DATA ENTRIES:
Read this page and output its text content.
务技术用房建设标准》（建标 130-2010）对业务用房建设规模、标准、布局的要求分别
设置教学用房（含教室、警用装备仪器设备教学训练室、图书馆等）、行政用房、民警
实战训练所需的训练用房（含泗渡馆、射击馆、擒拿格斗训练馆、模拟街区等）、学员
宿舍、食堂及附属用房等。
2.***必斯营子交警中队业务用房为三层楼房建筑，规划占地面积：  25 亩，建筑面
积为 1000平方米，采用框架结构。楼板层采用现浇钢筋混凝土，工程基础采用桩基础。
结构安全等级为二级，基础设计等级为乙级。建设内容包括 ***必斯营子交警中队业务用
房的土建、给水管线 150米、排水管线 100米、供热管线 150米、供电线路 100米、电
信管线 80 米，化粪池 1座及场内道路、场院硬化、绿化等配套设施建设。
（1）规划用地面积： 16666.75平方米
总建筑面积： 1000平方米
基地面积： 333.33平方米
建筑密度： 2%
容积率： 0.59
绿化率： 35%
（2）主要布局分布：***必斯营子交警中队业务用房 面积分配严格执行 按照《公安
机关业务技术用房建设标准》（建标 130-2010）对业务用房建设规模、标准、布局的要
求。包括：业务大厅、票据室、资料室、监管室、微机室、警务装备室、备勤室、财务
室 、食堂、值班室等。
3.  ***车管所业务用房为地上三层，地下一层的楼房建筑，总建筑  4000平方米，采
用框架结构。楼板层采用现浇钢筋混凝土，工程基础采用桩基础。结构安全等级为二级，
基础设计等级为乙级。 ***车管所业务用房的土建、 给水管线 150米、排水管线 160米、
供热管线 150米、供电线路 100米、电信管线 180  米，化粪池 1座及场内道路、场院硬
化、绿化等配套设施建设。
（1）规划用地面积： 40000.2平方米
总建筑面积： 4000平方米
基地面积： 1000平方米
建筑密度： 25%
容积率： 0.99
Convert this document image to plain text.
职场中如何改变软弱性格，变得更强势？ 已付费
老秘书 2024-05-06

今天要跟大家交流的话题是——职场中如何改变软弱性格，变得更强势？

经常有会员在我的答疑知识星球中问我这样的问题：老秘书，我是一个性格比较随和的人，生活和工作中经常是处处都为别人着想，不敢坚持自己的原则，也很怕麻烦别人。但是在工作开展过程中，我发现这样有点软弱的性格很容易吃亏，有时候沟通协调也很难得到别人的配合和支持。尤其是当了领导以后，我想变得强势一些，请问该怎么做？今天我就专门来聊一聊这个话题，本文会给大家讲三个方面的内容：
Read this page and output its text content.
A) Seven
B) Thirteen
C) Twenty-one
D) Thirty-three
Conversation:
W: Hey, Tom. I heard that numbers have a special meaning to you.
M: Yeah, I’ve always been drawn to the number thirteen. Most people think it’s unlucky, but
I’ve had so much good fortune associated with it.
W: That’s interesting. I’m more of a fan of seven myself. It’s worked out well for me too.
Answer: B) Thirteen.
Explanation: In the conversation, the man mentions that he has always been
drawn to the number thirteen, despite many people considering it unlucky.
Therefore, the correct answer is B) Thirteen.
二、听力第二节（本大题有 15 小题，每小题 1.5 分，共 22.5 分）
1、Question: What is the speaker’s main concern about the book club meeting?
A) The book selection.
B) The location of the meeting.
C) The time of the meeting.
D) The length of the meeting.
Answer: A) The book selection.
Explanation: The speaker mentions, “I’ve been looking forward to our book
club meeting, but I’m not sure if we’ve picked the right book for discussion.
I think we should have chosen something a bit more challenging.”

THE PROBLEM:
Copy each entry exactly, with nothing added or dropped.

FINAL RESULT:
Read this page and output its text content.
务技术用房建设标准》（建标 130-2010）对业务用房建设规模、标准、布局的要求分别
设置教学用房（含教室、警用装备仪器设备教学训练室、图书馆等）、行政用房、民警
实战训练所需的训练用房（含泗渡馆、射击馆、擒拿格斗训练馆、模拟街区等）、学员
宿舍、食堂及附属用房等。
2.***必斯营子交警中队业务用房为三层楼房建筑，规划占地面积：  25 亩，建筑面
积为 1000平方米，采用框架结构。楼板层采用现浇钢筋混凝土，工程基础采用桩基础。
结构安全等级为二级，基础设计等级为乙级。建设内容包括 ***必斯营子交警中队业务用
房的土建、给水管线 150米、排水管线 100米、供热管线 150米、供电线路 100米、电
信管线 80 米，化粪池 1座及场内道路、场院硬化、绿化等配套设施建设。
（1）规划用地面积： 16666.75平方米
总建筑面积： 1000平方米
基地面积： 333.33平方米
建筑密度： 2%
容积率： 0.59
绿化率： 35%
（2）主要布局分布：***必斯营子交警中队业务用房 面积分配严格执行 按照《公安
机关业务技术用房建设标准》（建标 130-2010）对业务用房建设规模、标准、布局的要
求。包括：业务大厅、票据室、资料室、监管室、微机室、警务装备室、备勤室、财务
室 、食堂、值班室等。
3.  ***车管所业务用房为地上三层，地下一层的楼房建筑，总建筑  4000平方米，采
用框架结构。楼板层采用现浇钢筋混凝土，工程基础采用桩基础。结构安全等级为二级，
基础设计等级为乙级。 ***车管所业务用房的土建、 给水管线 150米、排水管线 160米、
供热管线 150米、供电线路 100米、电信管线 180  米，化粪池 1座及场内道路、场院硬
化、绿化等配套设施建设。
（1）规划用地面积： 40000.2平方米
总建筑面积： 4000平方米
基地面积： 1000平方米
建筑密度： 25%
容积率： 0.99
Convert this document image to plain text.
职场中如何改变软弱性格，变得更强势？ 已付费
老秘书 2024-05-06

今天要跟大家交流的话题是——职场中如何改变软弱性格，变得更强势？

经常有会员在我的答疑知识星球中问我这样的问题：老秘书，我是一个性格比较随和的人，生活和工作中经常是处处都为别人着想，不敢坚持自己的原则，也很怕麻烦别人。但是在工作开展过程中，我发现这样有点软弱的性格很容易吃亏，有时候沟通协调也很难得到别人的配合和支持。尤其是当了领导以后，我想变得强势一些，请问该怎么做？今天我就专门来聊一聊这个话题，本文会给大家讲三个方面的内容：
Read this page and output its text content.
A) Seven
B) Thirteen
C) Twenty-one
D) Thirty-three
Conversation:
W: Hey, Tom. I heard that numbers have a special meaning to you.
M: Yeah, I’ve always been drawn to the number thirteen. Most people think it’s unlucky, but
I’ve had so much good fortune associated with it.
W: That’s interesting. I’m more of a fan of seven myself. It’s worked out well for me too.
Answer: B) Thirteen.
Explanation: In the conversation, the man mentions that he has always been
drawn to the number thirteen, despite many people considering it unlucky.
Therefore, the correct answer is B) Thirteen.
二、听力第二节（本大题有 15 小题，每小题 1.5 分，共 22.5 分）
1、Question: What is the speaker’s main concern about the book club meeting?
A) The book selection.
B) The location of the meeting.
C) The time of the meeting.
D) The length of the meeting.
Answer: A) The book selection.
Explanation: The speaker mentions, “I’ve been looking forward to our book
club meeting, but I’m not sure if we’ve picked the right book for discussion.
I think we should have chosen something a bit more challenging.”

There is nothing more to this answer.